Exercise instructions => Scan the records and identify every line in which the string "watermark" occurs, then return those lines.

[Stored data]
....................
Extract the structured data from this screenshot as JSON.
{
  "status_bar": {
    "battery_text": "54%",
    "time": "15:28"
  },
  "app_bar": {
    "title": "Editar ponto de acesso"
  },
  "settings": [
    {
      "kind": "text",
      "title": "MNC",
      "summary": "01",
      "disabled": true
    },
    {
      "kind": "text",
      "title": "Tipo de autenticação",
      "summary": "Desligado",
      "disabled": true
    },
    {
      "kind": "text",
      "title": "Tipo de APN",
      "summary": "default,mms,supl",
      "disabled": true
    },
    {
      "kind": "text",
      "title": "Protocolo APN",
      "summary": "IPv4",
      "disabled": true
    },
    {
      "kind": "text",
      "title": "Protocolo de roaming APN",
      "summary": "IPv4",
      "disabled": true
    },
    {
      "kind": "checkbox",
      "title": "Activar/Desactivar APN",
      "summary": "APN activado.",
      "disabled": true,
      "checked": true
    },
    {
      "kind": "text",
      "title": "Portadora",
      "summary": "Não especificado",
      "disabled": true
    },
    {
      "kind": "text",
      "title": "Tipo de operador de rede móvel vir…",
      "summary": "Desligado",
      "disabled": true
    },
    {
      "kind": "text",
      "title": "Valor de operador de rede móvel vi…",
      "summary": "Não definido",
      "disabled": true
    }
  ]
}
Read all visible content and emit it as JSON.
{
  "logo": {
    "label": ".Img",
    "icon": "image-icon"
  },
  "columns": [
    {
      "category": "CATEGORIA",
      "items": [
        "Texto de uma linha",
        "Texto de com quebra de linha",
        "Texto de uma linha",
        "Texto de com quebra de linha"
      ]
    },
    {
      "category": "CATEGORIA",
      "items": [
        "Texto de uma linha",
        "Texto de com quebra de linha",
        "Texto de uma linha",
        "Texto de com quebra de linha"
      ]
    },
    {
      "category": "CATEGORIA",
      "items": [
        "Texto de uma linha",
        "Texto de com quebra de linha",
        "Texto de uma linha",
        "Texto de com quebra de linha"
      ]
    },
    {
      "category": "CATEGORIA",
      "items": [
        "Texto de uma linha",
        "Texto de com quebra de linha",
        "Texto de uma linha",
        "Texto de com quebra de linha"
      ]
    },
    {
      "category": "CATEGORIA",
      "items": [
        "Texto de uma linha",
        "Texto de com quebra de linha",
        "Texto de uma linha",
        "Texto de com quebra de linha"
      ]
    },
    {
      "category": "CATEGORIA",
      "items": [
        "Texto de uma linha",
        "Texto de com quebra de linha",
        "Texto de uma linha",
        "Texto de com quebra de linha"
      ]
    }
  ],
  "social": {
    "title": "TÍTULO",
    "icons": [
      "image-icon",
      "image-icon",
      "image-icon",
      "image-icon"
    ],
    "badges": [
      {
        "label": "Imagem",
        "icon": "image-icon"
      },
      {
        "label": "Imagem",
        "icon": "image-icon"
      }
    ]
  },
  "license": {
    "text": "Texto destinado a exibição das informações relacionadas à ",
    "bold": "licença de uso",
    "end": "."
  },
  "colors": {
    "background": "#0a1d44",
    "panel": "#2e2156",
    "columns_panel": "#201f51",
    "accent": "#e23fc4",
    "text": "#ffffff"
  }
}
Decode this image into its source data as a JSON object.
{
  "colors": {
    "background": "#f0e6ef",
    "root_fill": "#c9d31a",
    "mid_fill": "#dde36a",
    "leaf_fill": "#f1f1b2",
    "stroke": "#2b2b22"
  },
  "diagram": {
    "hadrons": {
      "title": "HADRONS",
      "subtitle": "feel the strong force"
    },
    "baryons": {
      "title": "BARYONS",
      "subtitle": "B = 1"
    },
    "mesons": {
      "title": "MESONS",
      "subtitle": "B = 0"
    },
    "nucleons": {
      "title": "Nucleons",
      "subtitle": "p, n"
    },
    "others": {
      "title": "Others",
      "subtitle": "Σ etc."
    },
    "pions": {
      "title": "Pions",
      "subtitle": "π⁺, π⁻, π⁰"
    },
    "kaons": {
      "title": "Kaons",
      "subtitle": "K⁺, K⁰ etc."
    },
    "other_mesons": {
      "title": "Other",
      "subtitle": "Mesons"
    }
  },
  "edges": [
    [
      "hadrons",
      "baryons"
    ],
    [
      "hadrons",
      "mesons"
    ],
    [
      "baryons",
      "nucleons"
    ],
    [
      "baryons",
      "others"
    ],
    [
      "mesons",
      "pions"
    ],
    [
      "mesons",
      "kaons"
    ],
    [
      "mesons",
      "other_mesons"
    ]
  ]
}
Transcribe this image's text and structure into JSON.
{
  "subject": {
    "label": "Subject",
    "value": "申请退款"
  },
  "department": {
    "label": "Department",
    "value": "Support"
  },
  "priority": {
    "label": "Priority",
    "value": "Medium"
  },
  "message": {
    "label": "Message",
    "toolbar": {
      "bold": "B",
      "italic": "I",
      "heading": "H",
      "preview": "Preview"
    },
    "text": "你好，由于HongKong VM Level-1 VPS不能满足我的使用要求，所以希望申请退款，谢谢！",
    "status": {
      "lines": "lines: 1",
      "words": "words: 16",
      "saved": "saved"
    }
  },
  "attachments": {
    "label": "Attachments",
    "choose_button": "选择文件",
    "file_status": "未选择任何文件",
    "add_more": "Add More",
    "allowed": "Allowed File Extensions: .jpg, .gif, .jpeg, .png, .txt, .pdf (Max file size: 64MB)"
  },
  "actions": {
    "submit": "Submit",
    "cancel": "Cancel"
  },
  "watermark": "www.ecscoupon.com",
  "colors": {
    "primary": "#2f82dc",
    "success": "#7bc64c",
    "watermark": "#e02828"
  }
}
....................
Finished answer =>
  "watermark": "www.ecscoupon.com",
    "watermark": "#e02828"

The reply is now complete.